### Provided data
>> Begin

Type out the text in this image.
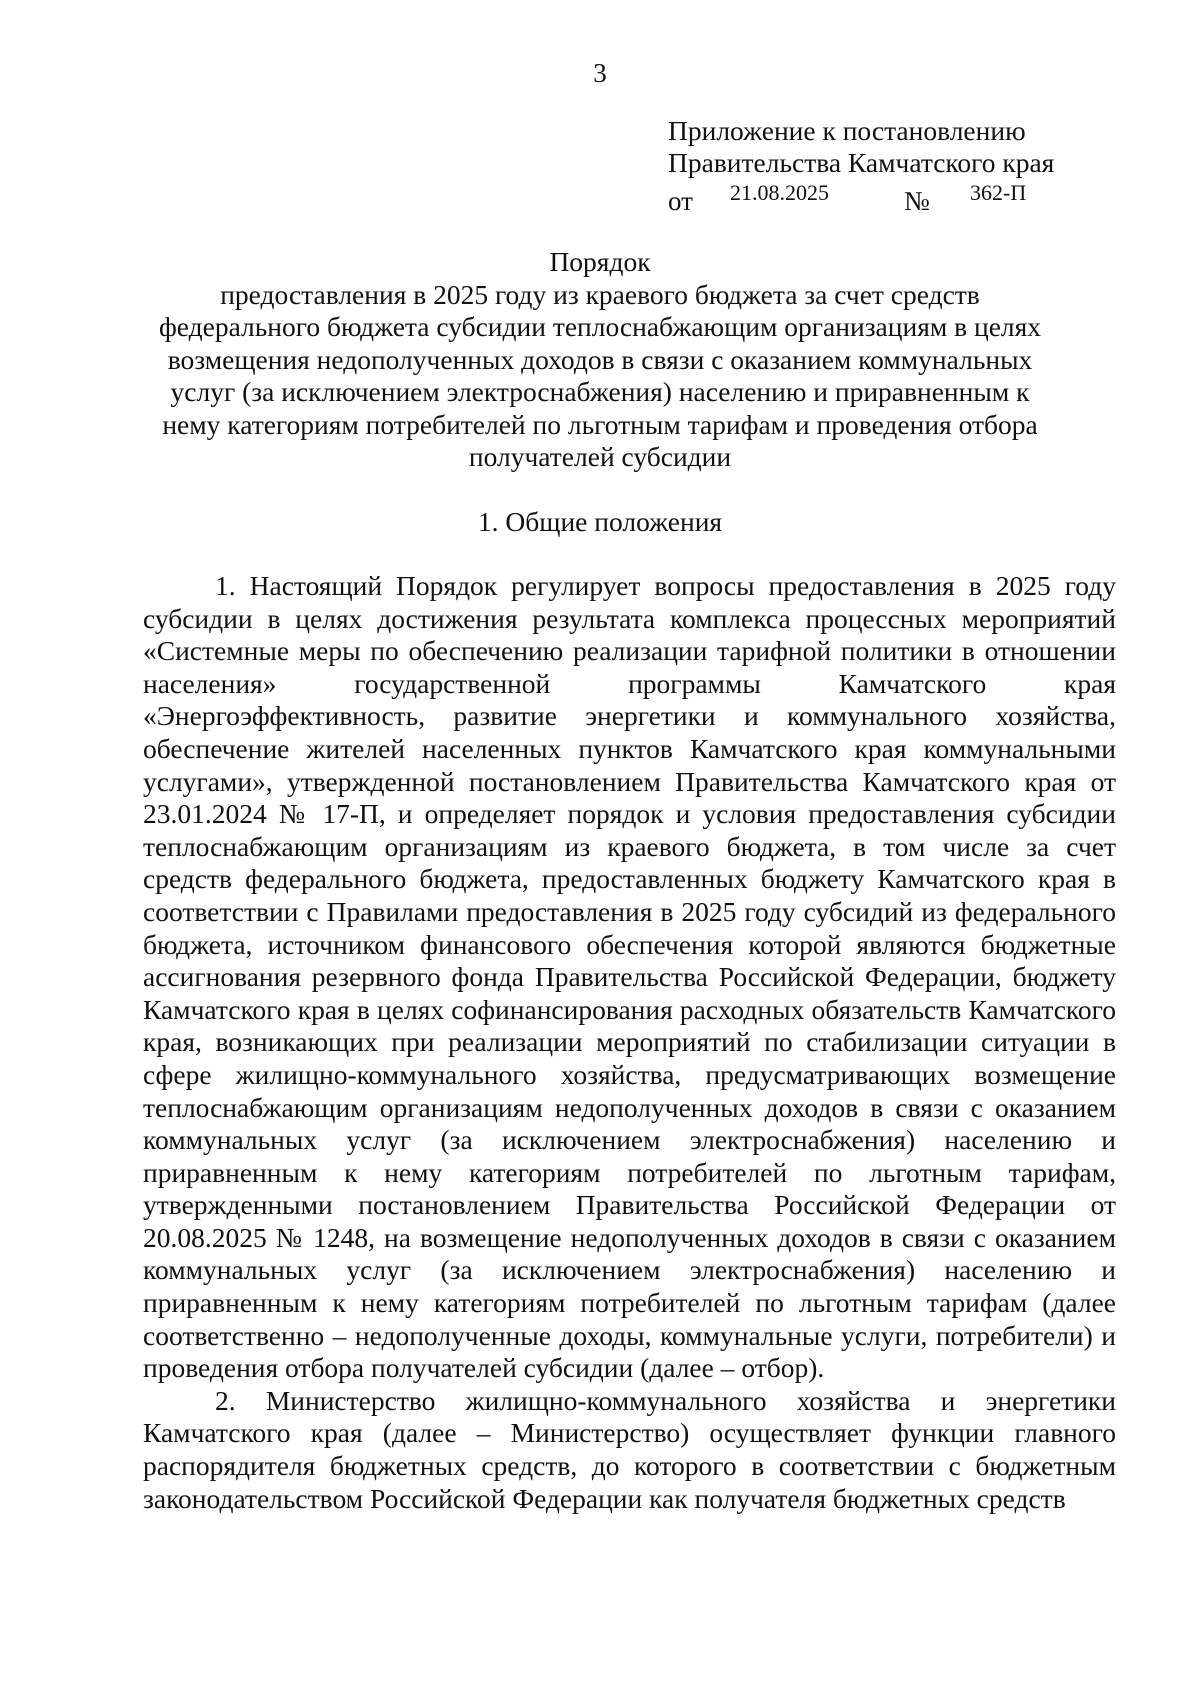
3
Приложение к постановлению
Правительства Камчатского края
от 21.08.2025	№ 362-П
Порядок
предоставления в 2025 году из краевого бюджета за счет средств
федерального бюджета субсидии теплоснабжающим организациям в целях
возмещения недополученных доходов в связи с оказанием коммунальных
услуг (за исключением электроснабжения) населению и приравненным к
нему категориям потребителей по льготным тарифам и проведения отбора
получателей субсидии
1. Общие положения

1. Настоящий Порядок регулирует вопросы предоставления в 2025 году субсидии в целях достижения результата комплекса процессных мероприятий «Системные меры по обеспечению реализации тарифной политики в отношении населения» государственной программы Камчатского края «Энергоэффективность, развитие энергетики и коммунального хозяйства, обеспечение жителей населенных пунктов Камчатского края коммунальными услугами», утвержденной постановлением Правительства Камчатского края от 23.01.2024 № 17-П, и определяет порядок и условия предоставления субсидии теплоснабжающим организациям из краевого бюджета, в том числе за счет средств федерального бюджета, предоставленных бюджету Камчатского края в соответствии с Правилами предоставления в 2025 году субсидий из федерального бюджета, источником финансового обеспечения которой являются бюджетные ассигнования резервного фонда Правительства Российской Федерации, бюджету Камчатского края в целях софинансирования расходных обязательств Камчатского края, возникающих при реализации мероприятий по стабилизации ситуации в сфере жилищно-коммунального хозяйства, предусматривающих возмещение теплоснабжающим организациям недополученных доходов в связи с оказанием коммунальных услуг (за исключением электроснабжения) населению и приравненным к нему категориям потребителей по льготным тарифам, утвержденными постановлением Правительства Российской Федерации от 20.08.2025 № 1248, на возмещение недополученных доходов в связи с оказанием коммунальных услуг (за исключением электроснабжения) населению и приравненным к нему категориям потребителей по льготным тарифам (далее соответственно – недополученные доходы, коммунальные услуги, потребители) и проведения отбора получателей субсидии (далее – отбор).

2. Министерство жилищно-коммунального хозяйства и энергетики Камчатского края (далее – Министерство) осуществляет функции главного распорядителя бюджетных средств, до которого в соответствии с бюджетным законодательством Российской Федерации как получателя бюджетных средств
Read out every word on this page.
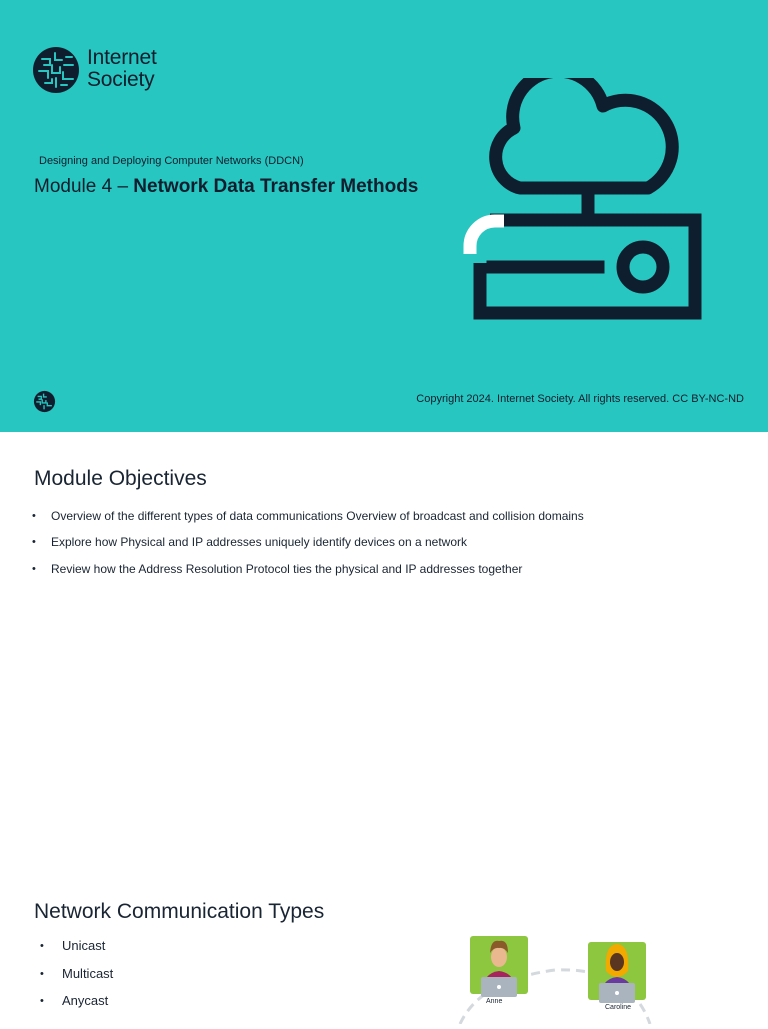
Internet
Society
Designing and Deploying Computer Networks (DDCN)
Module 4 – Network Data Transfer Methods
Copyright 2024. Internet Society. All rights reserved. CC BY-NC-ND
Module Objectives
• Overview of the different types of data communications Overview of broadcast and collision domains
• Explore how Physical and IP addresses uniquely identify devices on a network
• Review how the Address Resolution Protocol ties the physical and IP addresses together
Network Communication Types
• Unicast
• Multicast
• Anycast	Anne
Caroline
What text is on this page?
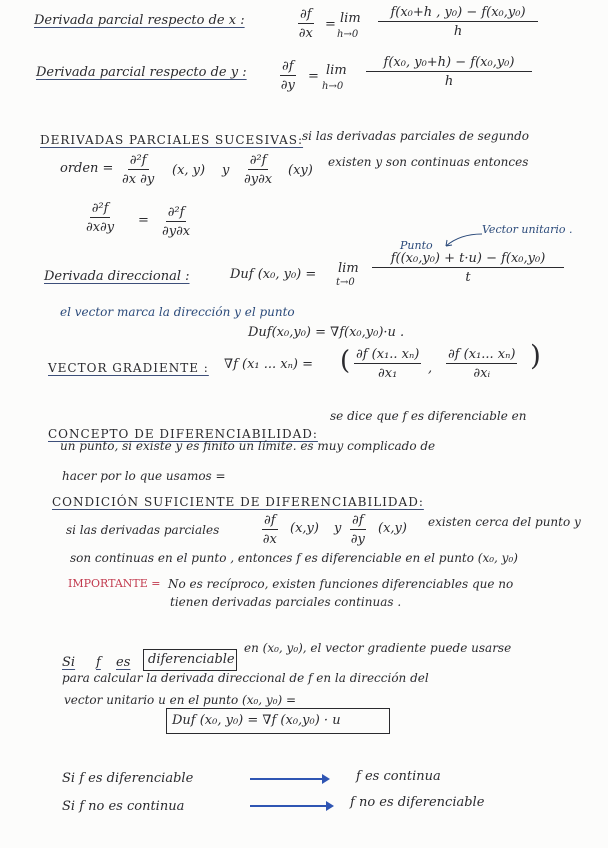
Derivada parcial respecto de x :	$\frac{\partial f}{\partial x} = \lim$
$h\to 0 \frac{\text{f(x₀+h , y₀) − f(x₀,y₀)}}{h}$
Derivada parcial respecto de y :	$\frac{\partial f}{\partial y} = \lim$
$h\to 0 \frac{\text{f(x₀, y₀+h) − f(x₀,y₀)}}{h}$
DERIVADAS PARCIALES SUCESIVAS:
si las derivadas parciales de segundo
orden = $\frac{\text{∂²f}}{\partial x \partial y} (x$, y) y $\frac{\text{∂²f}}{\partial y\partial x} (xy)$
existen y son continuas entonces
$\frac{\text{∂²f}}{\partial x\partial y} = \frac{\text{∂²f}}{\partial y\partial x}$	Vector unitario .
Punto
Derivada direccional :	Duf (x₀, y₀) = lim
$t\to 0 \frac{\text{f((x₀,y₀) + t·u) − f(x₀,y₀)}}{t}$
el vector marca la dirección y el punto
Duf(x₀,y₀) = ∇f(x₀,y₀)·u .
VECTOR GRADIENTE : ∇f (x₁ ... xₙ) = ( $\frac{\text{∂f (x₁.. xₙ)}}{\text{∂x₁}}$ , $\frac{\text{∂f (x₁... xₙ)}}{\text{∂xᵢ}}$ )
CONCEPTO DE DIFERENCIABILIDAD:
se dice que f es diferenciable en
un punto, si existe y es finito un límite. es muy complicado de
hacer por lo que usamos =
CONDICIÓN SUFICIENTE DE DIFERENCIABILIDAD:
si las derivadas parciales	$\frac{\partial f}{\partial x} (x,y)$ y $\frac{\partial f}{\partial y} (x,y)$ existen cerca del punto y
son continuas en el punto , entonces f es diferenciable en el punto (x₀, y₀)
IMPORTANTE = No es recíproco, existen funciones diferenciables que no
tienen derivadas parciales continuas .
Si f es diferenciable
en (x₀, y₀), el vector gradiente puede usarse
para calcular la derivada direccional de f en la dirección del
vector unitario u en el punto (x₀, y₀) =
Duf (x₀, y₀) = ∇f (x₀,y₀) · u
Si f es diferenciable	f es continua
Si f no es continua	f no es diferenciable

>> End

Write down only the number of lines that contain the string "DIFERENCIABILIDAD" in the listing.

2